• SHORT EXERCISE: Search the data below for the word "text" and copy each line that holds it.
-*-
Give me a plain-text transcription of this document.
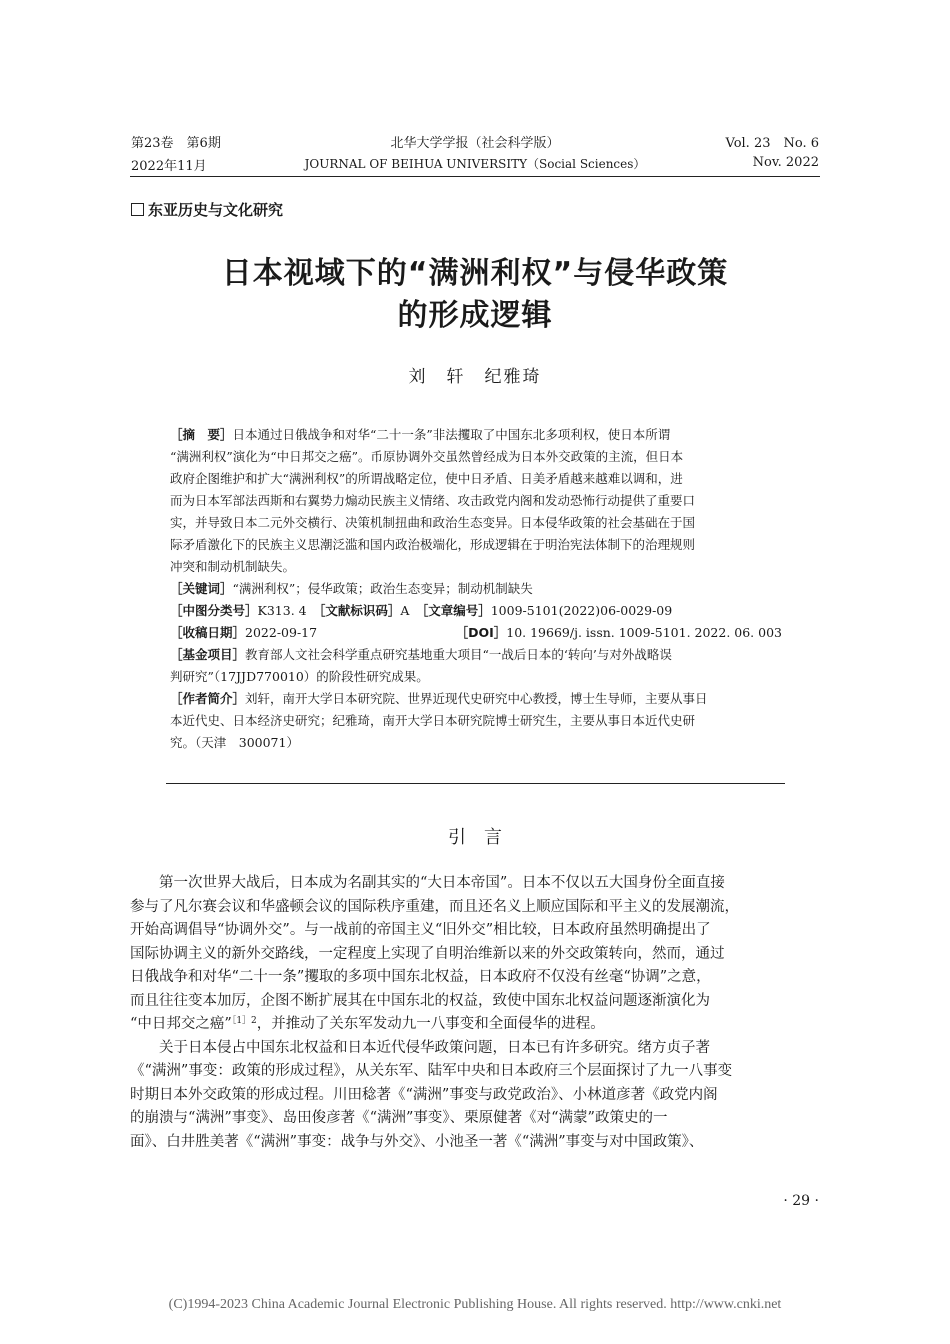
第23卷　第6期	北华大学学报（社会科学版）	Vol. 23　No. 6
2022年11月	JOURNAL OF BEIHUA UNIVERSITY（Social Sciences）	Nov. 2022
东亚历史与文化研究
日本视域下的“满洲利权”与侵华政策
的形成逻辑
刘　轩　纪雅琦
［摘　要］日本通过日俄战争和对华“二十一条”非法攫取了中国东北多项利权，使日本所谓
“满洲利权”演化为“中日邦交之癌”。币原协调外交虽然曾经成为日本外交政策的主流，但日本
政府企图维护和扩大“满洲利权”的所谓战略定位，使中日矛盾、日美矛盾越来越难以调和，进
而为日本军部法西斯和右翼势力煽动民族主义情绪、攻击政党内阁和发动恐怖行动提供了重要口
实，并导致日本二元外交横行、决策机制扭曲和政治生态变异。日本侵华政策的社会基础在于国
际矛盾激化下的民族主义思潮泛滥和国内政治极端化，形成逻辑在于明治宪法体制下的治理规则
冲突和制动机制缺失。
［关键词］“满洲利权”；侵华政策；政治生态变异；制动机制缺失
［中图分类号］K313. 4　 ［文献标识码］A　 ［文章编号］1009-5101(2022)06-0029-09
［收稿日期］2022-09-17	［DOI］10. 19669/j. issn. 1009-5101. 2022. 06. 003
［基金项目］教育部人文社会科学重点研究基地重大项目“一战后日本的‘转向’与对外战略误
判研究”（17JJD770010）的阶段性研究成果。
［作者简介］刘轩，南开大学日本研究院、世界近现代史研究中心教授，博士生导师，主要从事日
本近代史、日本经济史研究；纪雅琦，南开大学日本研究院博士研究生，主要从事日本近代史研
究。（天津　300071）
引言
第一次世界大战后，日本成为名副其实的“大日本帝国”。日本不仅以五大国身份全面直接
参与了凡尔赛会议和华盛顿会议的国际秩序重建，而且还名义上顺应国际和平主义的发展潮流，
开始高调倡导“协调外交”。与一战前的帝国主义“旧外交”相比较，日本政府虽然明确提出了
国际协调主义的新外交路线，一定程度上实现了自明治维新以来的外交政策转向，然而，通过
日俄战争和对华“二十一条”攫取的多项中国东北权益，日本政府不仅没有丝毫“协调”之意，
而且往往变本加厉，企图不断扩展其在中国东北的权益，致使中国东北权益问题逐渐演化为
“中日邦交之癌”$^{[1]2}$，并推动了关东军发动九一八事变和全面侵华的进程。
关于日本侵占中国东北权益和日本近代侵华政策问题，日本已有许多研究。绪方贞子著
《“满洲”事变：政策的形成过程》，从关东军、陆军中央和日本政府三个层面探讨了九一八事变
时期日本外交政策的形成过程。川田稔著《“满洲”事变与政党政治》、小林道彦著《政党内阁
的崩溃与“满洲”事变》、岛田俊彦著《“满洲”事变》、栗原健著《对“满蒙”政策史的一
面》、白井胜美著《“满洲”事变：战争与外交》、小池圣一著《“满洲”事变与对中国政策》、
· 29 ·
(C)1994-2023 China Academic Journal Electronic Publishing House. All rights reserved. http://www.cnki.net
-*-
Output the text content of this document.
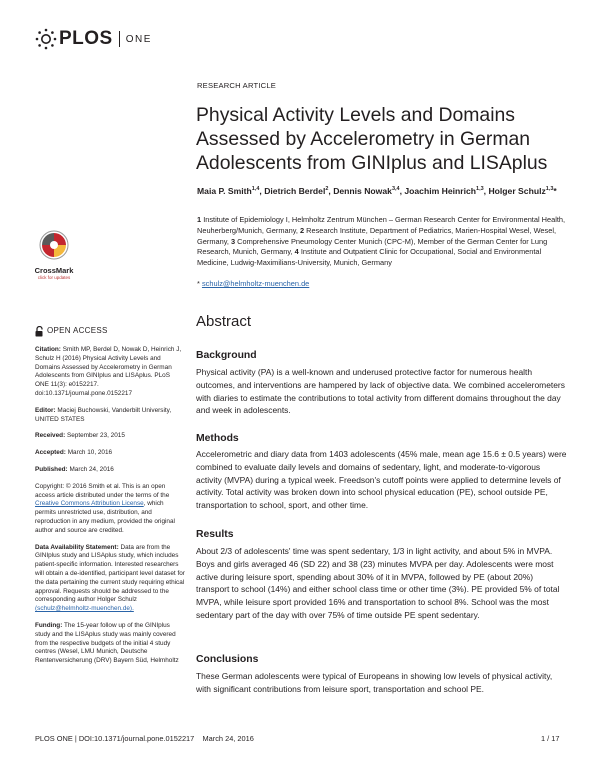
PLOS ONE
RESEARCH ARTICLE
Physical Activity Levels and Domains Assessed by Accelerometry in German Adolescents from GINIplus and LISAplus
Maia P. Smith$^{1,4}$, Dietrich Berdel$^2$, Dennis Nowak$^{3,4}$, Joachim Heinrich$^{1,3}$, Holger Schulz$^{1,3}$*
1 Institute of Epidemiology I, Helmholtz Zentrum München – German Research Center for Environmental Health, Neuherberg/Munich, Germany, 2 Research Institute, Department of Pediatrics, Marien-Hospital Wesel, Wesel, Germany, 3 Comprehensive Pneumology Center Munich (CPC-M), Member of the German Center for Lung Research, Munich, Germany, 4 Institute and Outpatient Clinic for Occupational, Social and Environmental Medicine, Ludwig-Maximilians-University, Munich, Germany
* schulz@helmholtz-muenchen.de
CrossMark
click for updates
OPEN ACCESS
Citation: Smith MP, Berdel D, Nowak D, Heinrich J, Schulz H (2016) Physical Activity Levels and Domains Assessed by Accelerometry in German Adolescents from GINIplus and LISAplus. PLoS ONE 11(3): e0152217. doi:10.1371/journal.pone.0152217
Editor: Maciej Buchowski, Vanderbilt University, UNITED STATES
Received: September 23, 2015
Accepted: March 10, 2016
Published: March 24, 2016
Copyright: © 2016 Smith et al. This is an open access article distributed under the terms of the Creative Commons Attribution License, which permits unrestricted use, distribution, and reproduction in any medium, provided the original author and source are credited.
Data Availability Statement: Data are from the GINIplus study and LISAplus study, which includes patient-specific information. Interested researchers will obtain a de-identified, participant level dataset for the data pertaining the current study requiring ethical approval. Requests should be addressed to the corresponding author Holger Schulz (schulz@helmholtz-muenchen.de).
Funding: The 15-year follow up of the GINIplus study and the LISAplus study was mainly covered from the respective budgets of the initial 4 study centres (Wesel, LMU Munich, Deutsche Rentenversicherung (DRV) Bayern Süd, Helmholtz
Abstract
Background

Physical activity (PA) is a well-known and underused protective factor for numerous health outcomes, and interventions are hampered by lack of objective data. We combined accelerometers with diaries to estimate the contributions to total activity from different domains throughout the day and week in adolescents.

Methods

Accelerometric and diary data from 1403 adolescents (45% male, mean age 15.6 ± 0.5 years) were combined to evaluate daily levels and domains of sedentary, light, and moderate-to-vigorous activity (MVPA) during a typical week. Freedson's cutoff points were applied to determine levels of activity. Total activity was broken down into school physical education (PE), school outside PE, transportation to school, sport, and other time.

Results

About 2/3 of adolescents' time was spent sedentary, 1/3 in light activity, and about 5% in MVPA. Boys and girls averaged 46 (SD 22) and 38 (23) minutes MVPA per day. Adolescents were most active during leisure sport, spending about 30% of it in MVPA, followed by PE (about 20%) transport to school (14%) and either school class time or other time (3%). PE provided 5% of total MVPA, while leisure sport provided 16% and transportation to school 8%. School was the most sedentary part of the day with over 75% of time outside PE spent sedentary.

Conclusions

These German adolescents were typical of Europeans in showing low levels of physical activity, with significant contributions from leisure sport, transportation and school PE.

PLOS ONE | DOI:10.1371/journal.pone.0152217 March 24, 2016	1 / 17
-*-
• ANSWER TO THE PROBLEM:
Give me a plain-text transcription of this document.
Output the text content of this document.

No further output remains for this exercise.